## ENTRIES PROVIDED
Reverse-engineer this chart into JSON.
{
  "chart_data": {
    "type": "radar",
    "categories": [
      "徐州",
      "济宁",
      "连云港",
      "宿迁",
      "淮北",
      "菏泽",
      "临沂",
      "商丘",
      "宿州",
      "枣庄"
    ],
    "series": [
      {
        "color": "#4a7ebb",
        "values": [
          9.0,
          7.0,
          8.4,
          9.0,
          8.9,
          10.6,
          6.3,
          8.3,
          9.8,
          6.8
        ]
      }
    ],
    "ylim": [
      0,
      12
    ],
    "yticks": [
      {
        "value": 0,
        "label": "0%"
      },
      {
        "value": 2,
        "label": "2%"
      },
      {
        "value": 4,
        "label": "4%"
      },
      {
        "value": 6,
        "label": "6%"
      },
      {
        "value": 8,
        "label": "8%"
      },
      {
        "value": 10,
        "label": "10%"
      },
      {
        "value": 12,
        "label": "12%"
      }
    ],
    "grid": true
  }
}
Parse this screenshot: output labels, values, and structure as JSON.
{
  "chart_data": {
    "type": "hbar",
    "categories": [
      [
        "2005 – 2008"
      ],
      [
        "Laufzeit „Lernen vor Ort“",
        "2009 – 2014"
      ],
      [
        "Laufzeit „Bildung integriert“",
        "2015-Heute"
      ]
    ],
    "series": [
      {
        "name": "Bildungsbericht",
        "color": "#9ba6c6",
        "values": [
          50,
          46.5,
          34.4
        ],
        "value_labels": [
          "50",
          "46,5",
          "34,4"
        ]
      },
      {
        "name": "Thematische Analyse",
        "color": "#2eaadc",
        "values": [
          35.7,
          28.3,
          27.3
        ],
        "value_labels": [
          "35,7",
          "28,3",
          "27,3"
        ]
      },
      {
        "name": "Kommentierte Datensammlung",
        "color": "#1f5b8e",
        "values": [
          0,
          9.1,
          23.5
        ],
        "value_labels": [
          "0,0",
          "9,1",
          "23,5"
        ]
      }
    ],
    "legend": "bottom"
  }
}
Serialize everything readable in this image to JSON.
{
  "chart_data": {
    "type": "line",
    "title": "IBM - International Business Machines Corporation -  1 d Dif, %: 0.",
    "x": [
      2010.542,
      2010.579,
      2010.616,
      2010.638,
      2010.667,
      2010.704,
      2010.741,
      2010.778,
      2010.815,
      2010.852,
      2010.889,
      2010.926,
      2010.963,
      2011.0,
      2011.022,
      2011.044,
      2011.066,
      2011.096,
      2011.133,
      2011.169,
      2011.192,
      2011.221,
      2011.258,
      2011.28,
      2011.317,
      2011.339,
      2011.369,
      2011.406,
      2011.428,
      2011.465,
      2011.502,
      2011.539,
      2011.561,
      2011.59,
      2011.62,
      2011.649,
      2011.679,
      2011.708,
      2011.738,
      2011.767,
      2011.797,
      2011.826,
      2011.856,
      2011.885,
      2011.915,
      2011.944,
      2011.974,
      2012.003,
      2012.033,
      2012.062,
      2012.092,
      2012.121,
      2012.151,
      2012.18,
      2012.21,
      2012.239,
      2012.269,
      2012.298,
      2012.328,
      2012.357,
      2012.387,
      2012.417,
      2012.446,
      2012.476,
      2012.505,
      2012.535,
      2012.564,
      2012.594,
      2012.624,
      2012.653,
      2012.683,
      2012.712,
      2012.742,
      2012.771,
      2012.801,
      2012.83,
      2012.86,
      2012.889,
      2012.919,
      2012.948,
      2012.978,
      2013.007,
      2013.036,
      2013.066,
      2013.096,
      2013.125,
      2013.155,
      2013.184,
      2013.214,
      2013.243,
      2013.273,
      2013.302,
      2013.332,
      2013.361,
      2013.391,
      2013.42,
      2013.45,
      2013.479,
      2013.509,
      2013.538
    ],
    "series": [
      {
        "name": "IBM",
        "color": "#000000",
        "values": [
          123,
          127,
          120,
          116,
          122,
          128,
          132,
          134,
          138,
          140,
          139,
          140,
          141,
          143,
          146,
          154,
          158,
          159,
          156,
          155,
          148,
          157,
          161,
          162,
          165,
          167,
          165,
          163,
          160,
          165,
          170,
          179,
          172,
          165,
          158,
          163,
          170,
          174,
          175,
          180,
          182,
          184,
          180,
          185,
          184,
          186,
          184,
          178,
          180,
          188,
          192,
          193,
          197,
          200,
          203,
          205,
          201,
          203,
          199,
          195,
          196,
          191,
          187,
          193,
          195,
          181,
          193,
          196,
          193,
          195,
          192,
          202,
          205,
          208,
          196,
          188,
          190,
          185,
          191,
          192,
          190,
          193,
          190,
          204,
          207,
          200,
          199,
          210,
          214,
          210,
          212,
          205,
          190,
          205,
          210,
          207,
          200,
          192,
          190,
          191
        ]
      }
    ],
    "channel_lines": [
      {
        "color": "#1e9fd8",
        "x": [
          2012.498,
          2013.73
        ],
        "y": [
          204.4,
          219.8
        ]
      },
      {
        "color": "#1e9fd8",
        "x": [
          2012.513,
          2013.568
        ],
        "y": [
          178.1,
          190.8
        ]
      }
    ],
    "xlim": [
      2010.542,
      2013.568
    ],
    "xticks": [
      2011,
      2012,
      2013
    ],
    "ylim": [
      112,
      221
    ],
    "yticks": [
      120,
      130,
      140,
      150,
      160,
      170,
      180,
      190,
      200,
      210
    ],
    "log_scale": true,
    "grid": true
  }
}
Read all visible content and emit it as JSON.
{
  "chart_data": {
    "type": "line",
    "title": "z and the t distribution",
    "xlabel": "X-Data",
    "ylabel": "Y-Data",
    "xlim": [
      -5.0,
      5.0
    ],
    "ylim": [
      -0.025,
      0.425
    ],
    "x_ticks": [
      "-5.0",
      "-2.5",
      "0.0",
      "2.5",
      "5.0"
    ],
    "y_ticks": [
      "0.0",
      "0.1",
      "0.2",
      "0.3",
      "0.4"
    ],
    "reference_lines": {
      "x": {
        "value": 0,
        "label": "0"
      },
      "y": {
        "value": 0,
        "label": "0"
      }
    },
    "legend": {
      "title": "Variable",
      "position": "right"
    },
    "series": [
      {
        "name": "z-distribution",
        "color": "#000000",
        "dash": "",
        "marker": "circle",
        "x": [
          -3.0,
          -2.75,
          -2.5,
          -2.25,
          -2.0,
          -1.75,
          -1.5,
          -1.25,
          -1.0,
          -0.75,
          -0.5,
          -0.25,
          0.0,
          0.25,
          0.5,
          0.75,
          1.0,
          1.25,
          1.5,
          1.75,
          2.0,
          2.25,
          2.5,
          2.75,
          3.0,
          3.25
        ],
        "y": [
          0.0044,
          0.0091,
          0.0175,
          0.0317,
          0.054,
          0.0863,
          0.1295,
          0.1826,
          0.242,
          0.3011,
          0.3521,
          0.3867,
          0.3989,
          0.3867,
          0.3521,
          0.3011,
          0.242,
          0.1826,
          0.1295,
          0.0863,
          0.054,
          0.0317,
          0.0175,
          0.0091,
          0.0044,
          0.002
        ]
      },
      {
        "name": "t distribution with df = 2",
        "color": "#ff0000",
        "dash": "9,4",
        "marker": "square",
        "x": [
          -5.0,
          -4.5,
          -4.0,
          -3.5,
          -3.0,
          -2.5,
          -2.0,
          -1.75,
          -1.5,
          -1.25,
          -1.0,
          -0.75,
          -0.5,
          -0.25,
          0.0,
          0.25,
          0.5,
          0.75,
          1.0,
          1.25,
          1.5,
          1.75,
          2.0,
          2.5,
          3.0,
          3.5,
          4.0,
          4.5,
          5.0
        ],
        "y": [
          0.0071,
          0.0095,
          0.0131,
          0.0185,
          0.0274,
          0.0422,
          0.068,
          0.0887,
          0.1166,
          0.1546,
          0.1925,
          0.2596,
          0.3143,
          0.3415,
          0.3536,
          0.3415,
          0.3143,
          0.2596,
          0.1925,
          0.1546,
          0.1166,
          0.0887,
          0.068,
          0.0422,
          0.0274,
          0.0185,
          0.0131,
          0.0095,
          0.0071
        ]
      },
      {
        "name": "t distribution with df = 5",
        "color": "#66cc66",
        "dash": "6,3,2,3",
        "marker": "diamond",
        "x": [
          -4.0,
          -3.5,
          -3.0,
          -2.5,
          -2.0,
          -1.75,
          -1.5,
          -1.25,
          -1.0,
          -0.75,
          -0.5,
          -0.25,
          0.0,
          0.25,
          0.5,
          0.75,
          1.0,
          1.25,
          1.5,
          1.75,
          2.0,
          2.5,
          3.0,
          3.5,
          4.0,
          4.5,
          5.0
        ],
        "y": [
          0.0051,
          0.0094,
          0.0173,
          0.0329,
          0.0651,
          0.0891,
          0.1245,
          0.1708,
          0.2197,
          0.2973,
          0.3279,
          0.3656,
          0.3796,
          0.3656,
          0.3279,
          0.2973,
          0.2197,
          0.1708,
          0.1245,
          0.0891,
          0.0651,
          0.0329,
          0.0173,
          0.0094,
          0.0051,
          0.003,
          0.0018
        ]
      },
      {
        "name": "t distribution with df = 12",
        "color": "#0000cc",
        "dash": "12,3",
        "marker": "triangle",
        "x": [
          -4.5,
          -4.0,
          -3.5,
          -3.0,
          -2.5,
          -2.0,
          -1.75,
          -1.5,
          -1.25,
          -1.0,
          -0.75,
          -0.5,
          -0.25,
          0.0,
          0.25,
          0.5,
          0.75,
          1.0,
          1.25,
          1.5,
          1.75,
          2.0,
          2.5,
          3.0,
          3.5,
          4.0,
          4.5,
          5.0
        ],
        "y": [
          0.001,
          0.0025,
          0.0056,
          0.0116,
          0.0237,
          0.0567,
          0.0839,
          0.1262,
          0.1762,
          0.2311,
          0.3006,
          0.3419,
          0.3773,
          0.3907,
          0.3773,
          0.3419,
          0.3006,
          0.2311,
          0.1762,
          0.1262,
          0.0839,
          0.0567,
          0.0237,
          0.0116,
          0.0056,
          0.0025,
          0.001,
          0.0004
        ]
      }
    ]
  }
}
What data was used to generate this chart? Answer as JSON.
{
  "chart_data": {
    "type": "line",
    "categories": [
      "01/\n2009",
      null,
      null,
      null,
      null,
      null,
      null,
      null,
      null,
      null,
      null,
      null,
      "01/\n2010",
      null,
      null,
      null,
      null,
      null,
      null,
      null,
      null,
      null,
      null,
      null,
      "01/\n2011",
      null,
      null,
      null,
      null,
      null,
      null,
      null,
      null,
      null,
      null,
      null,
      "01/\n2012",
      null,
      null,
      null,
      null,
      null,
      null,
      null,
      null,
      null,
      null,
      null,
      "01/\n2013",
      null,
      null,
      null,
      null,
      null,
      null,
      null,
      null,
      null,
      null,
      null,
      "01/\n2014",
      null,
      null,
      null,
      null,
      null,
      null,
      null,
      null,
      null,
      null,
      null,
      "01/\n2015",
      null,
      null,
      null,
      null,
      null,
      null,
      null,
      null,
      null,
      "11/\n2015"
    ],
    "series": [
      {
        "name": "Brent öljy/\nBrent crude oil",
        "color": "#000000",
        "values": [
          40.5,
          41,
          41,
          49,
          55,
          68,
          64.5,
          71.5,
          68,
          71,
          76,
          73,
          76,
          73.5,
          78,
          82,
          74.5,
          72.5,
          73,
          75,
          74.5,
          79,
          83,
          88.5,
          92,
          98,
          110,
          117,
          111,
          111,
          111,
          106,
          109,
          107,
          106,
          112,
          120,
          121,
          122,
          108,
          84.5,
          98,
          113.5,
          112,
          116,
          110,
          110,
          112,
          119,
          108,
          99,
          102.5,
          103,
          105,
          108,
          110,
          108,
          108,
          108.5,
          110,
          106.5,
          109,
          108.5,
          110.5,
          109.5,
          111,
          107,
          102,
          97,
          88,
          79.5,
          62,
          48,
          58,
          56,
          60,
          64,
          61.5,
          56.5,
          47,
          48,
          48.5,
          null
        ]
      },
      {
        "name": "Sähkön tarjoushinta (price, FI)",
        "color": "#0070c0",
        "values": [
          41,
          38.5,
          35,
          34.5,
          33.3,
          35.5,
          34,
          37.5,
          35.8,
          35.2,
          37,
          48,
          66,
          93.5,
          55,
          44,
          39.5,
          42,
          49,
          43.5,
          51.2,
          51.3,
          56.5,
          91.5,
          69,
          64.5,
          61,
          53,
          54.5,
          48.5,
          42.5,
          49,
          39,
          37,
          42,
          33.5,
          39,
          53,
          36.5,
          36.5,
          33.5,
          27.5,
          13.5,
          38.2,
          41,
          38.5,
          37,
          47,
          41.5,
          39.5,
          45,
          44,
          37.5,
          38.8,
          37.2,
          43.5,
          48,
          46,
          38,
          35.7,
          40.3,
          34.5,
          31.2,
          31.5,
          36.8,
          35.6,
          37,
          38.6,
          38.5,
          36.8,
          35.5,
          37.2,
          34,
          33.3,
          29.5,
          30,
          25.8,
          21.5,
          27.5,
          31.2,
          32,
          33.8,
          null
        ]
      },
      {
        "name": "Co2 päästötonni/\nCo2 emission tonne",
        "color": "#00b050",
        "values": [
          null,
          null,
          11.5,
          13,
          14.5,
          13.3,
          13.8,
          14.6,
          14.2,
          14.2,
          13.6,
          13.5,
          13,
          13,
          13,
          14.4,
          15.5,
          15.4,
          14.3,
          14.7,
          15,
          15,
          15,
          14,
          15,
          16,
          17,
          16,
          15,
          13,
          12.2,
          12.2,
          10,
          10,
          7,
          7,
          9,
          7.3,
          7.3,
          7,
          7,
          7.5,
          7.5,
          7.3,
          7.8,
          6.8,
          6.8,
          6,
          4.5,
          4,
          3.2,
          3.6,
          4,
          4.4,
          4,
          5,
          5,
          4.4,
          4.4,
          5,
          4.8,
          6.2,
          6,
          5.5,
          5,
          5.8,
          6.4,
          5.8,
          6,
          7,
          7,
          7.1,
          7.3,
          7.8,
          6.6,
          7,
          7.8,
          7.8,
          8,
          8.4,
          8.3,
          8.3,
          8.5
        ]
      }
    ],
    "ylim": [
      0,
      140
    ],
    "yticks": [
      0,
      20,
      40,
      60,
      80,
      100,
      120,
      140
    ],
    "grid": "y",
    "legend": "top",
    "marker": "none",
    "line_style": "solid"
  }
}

## SHORT TASK
Go through the material above and copy each line that has the word "JSON".

## FINAL RESULT
Reverse-engineer this chart into JSON.
Parse this screenshot: output labels, values, and structure as JSON.
Serialize everything readable in this image to JSON.
Read all visible content and emit it as JSON.
What data was used to generate this chart? Answer as JSON.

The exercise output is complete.